╭─ 本文

親水性部位としては、特に制限されないが、例えばカルボキシル基及びその金属塩若しくはアミン塩;スルホン酸基及びその金属塩若しくはアミン塩;スルホアミド基;アミド基;アミノ基;イミノ基;ヒドロキシ基;4級アミノ基;オキシアミノ基;ジアゾニウム基;グアニジン基;ヒドラジン基;リン酸基;ケイ酸基;アルミン酸基;ニトリル基;チオアルコール基;その他の極性基等を挙げることができ、中でもカルボキシル基、スルホン酸基、スルホアミド基、アミド基、アミノ基、イミノ基、ヒドロキシ基、4級アミノ基、オキシアミノ基、ジアゾニウム基、グアニジン基、ヒドラジン基、リン酸基、ケイ酸基、アルミン酸基、ニトリル基、及びチオアルコール基からなる群から選ばれるいずれか1種又は2種以上を好ましく例示することができる。
【0019】
本発明に用いる有機ポリマーとして、より具体的には、親水性部位を有するモノマーと疎水性部位を有するモノマーとの共重合体や、親水性部位及び疎水性部位を有するモノマーの重合体等を挙げることができる。

╰─
╭─ 利用可能なデータ

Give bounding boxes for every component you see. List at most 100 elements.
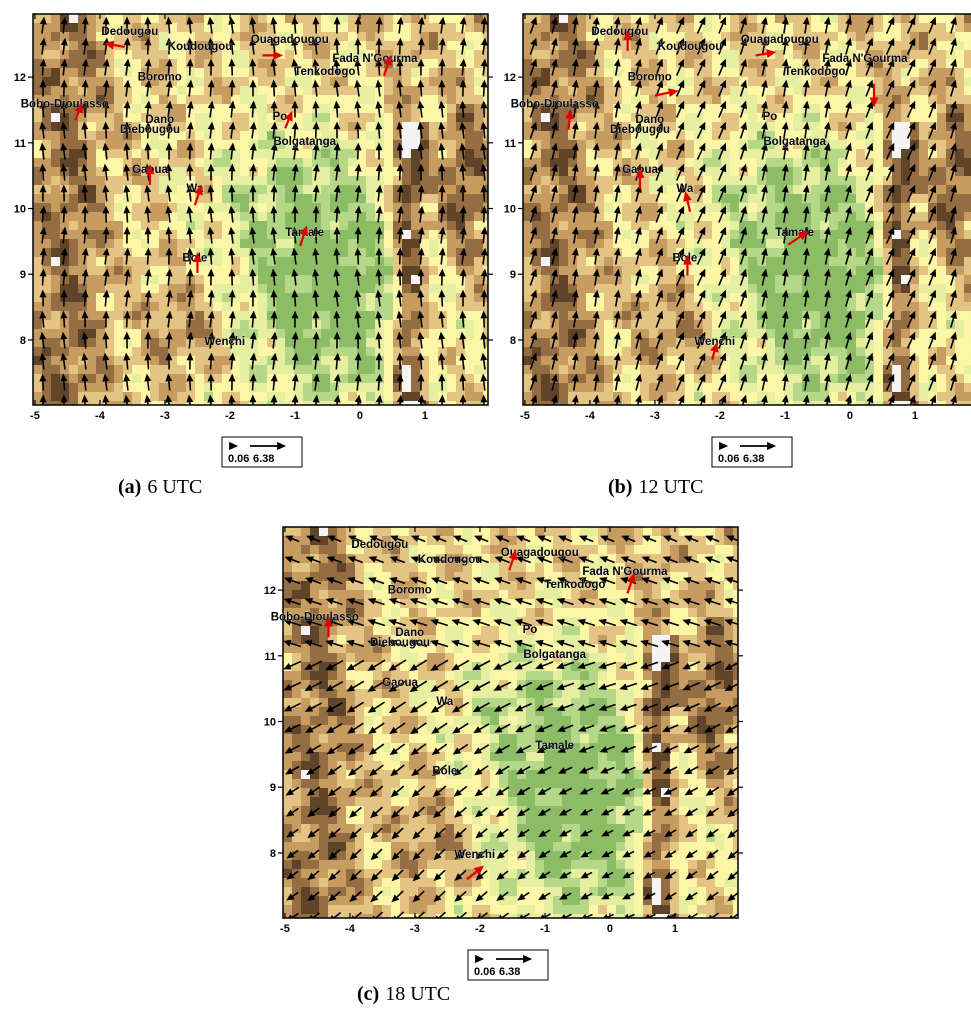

╰─

• 作業内容
親水性部位と有機ポリマーについての本文のうち、「親水性部位としては、特に制限」から「ましく例示することができる。」までを、両端の語句も含めて一字も変えずに返してもらえますか。

• 作業結果
親水性部位としては、特に制限されないが、例えばカルボキシル基及びその金属塩若しくはアミン塩;スルホン酸基及びその金属塩若しくはアミン塩;スルホアミド基;アミド基;アミノ基;イミノ基;ヒドロキシ基;4級アミノ基;オキシアミノ基;ジアゾニウム基;グアニジン基;ヒドラジン基;リン酸基;ケイ酸基;アルミン酸基;ニトリル基;チオアルコール基;その他の極性基等を挙げることができ、中でもカルボキシル基、スルホン酸基、スルホアミド基、アミド基、アミノ基、イミノ基、ヒドロキシ基、4級アミノ基、オキシアミノ基、ジアゾニウム基、グアニジン基、ヒドラジン基、リン酸基、ケイ酸基、アルミン酸基、ニトリル基、及びチオアルコール基からなる群から選ばれるいずれか1種又は2種以上を好ましく例示することができる。